[begin Available records]
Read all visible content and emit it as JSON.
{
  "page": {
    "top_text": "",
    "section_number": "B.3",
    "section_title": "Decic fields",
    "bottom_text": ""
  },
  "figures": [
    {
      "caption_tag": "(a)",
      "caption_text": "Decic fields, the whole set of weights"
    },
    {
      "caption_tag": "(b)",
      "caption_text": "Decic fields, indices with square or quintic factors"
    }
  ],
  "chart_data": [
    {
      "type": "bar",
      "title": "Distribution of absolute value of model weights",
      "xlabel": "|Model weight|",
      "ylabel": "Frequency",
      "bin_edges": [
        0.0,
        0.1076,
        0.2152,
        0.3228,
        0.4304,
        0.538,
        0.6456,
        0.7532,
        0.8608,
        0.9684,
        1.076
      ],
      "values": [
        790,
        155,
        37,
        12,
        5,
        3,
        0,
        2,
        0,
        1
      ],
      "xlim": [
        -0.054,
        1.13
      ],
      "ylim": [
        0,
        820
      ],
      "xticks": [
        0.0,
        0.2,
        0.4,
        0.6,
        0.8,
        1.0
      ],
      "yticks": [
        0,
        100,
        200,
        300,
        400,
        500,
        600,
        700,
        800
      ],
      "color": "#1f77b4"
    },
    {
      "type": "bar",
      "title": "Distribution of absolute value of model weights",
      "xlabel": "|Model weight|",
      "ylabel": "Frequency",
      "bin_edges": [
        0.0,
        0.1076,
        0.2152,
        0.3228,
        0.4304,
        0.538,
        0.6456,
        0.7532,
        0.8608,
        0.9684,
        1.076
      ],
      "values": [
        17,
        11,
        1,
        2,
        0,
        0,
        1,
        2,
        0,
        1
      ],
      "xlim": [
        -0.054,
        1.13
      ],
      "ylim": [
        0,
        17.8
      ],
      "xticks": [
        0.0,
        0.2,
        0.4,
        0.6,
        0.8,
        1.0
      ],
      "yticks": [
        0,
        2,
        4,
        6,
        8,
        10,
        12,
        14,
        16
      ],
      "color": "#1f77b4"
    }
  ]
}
[end Available records]
| What the task asks |
Output the listing above exactly as it appears.

| Full response |
Read all visible content and emit it as JSON.
{
  "page": {
    "top_text": "",
    "section_number": "B.3",
    "section_title": "Decic fields",
    "bottom_text": ""
  },
  "figures": [
    {
      "caption_tag": "(a)",
      "caption_text": "Decic fields, the whole set of weights"
    },
    {
      "caption_tag": "(b)",
      "caption_text": "Decic fields, indices with square or quintic factors"
    }
  ],
  "chart_data": [
    {
      "type": "bar",
      "title": "Distribution of absolute value of model weights",
      "xlabel": "|Model weight|",
      "ylabel": "Frequency",
      "bin_edges": [
        0.0,
        0.1076,
        0.2152,
        0.3228,
        0.4304,
        0.538,
        0.6456,
        0.7532,
        0.8608,
        0.9684,
        1.076
      ],
      "values": [
        790,
        155,
        37,
        12,
        5,
        3,
        0,
        2,
        0,
        1
      ],
      "xlim": [
        -0.054,
        1.13
      ],
      "ylim": [
        0,
        820
      ],
      "xticks": [
        0.0,
        0.2,
        0.4,
        0.6,
        0.8,
        1.0
      ],
      "yticks": [
        0,
        100,
        200,
        300,
        400,
        500,
        600,
        700,
        800
      ],
      "color": "#1f77b4"
    },
    {
      "type": "bar",
      "title": "Distribution of absolute value of model weights",
      "xlabel": "|Model weight|",
      "ylabel": "Frequency",
      "bin_edges": [
        0.0,
        0.1076,
        0.2152,
        0.3228,
        0.4304,
        0.538,
        0.6456,
        0.7532,
        0.8608,
        0.9684,
        1.076
      ],
      "values": [
        17,
        11,
        1,
        2,
        0,
        0,
        1,
        2,
        0,
        1
      ],
      "xlim": [
        -0.054,
        1.13
      ],
      "ylim": [
        0,
        17.8
      ],
      "xticks": [
        0.0,
        0.2,
        0.4,
        0.6,
        0.8,
        1.0
      ],
      "yticks": [
        0,
        2,
        4,
        6,
        8,
        10,
        12,
        14,
        16
      ],
      "color": "#1f77b4"
    }
  ]
}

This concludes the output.